→ **REQUESTS**:
- A) Answer these questions using the Kafka migration checklist:
(i) Which replication tool does it recommend when migrating from Confluent Platform or another Confluent Cloud instance?
(ii) What does the system replicating the topics need for both clusters?
(iii) If end systems are not idempotent, what does it say must be handled?
- B) Quote the Kafka migration checklist word for word, everything from "The system replicating" down to "to be deployed?".

→ **SOURCE DOCUMENT**:
— BEGIN —
Prior to migration of data, a plan for client migration is also required. Apache Kafka provides a rich set of security options, but not all Kafka-API SAAS services support all of them. There is likely a need to change how your client applications connect between instances. Ensure each application instance can connect to either cluster with appropriate credentials. This flexibility makes migration smoother.

  • Will there need to be a change to the security.protocol and/or sasl.mechanism to the clients?
    • Migration from mTLS
    • Migration from IAM (MSK)
    • sasl mechanism change
  • Security configuration provisioning with clients
  • Serdes Migration
    • Migration from AWS Glue Schema Registry requires migration from schema as well as message changes.
  • Schema Registry Migration
  • consumer group.id reuse or rename?
  • kafka streams application.id reuse or rename?
  • Smoke Test
    • how deploy a consumer in both environments w/out impacting down-stream systems?

Replication

Replication Toolage

  • Cluster Linking
    • If you are migrating from confluent platform or another confluent cloud instance, use cluster linking.
    • Moving from a confluent instance to another confluent instance also means there isn’t a serdes concern, making things easier.
    • Schema Registry migration still has complexities, and needs to be addressed.
    • For the sake of this migration checklist, it is assumed that cluster linking is not an available option.
  • Replicator
    • How to handle schema migration?
    • How to handle offset cutover w/out loss of messages
  • Mirror Maker 2
    • How to handle schema migration?
    • How to handle offset cutover w/out loss of messages
  • Change Data Capture (CDC)
    • Instead of replicating data from one cluster to another, go to the source system and replicate it from there; such as CDC sources.
    • schema migration handled in the configuration of the CDC tool
  • Custom Applications
    • Consumer from one cluster and write to another cluster with full control of any serde changes or other data conversions necessary.
    • schema migration handled in the application code

Replication Client Security

The system replicating the topics needs authentication and authorization to both cluster.

  • source cluster credentials
  • source cluster authorization
  • destination cluster credentials
  • destination cluster authorization

Replication Infrastructure

How is the replication code going to be deployed?

  • Existing Connect cluster
  • New Connect cluster
  • Standalone deployment
  • Ccustom code

Inventory

Inventory of Kafka resources to be migrated group in units that can be migrated together. The goal is to minimize the complexity of any migration and big-bang migrations, which can be challenging to roll back.

  • For each Business Context
    • Topics
    • Schemas
      • Will schemas be created by the producer’s serde, or will they be created through CI/CD (REST API)?
    • Consumer Groups
    • ACLs
    • Producers
    • Consumers
    • Connectors
      • Managed
      • Self Hosted
    • Stream Processing
      • Kafka Streams
      • Flink
      • KSQL
      • Other

Data Migration

Data migration is typically done by a specific business context or domain. Orchestration depends on the complexity of the your streaming platform.

Key considerations

  • idempotency
    • if end systems are not idempotent, how to handle deduplication
  • compacted topics (kTables)
    • migration of data vs application recreating them
    • each application’s design to use compacted topics is different, need to understand business domain of that compacted topic.
— END —
→ **SUPPLIED DATA**:
— BEGIN —
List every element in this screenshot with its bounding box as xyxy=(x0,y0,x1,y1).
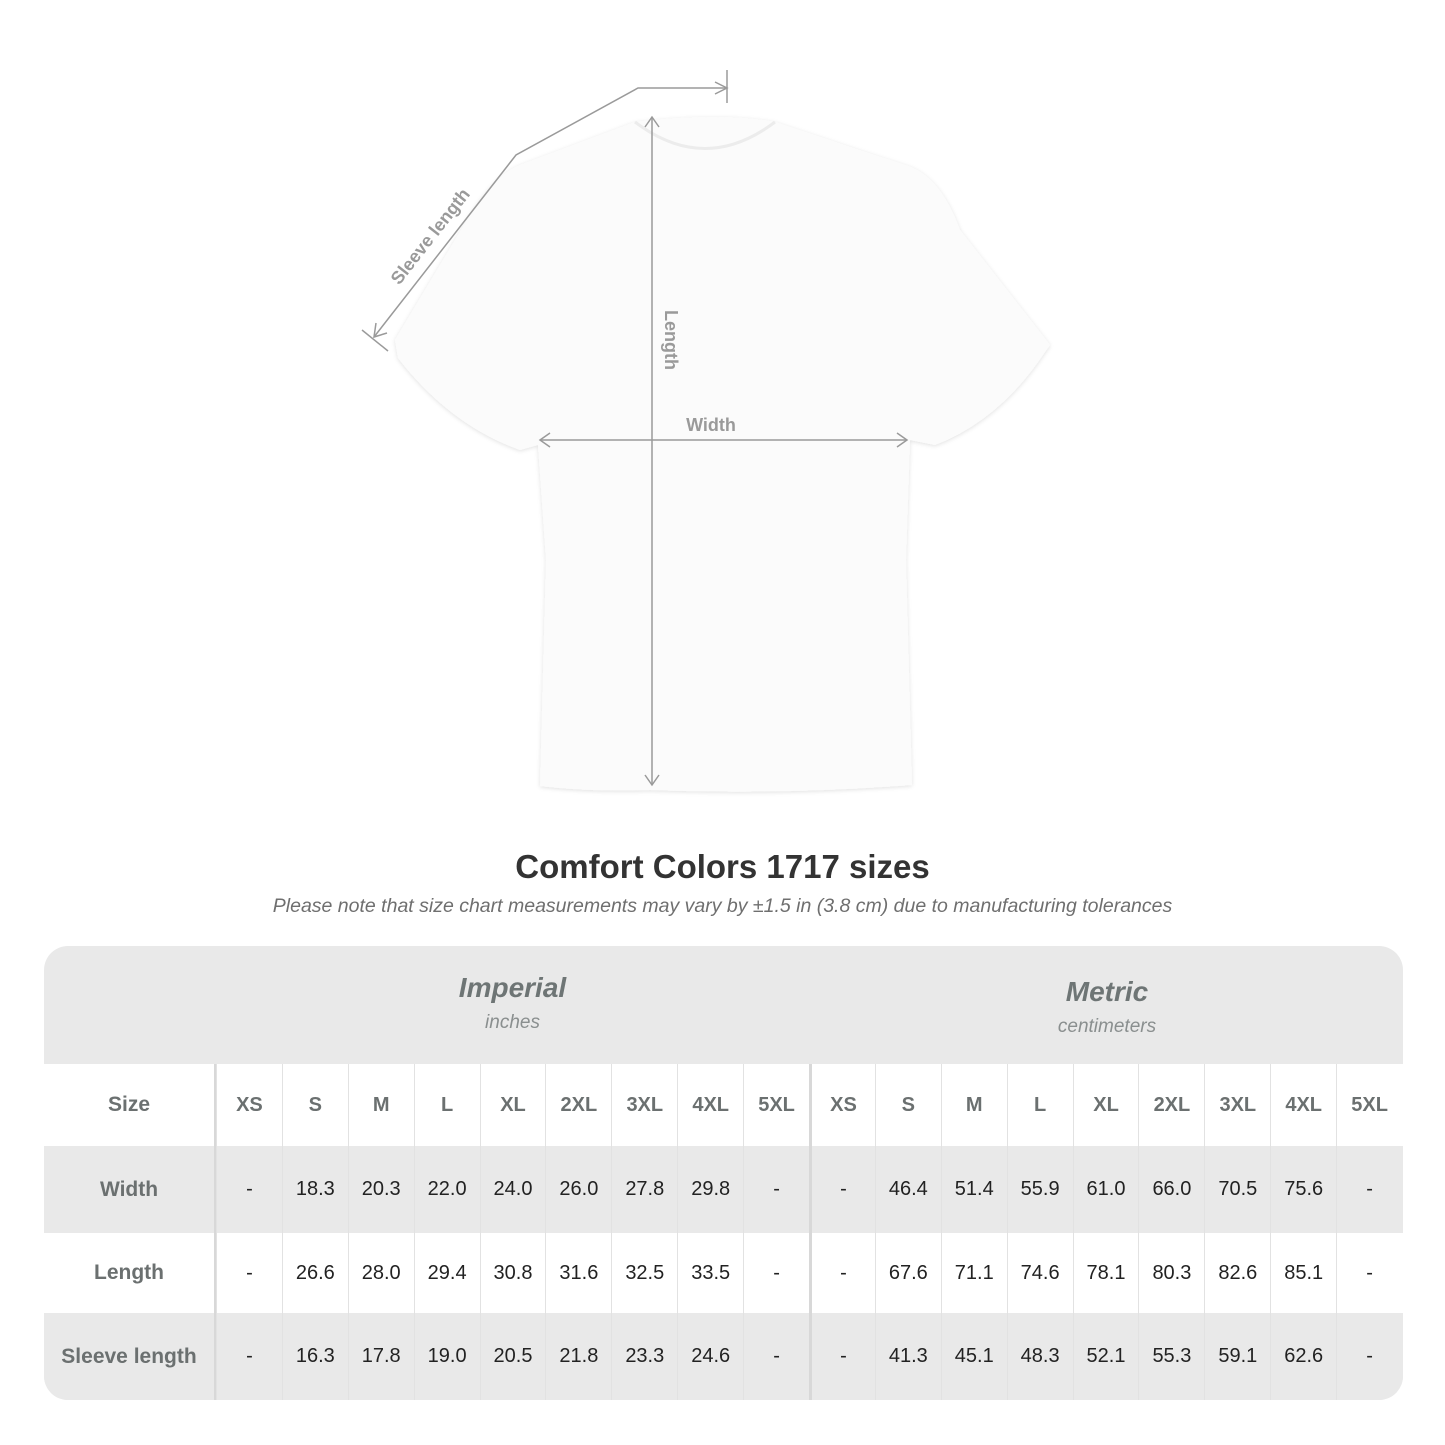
— END —
→ **RESULTS OF THE EXERCISE**:
- A)
(i) Cluster Linking.
(ii) Authentication and authorization.
(iii) Deduplication.

- B)
The system replicating the topics needs authentication and authorization to both cluster.

  • source cluster credentials
  • source cluster authorization
  • destination cluster credentials
  • destination cluster authorization

Replication Infrastructure

How is the replication code going to be deployed?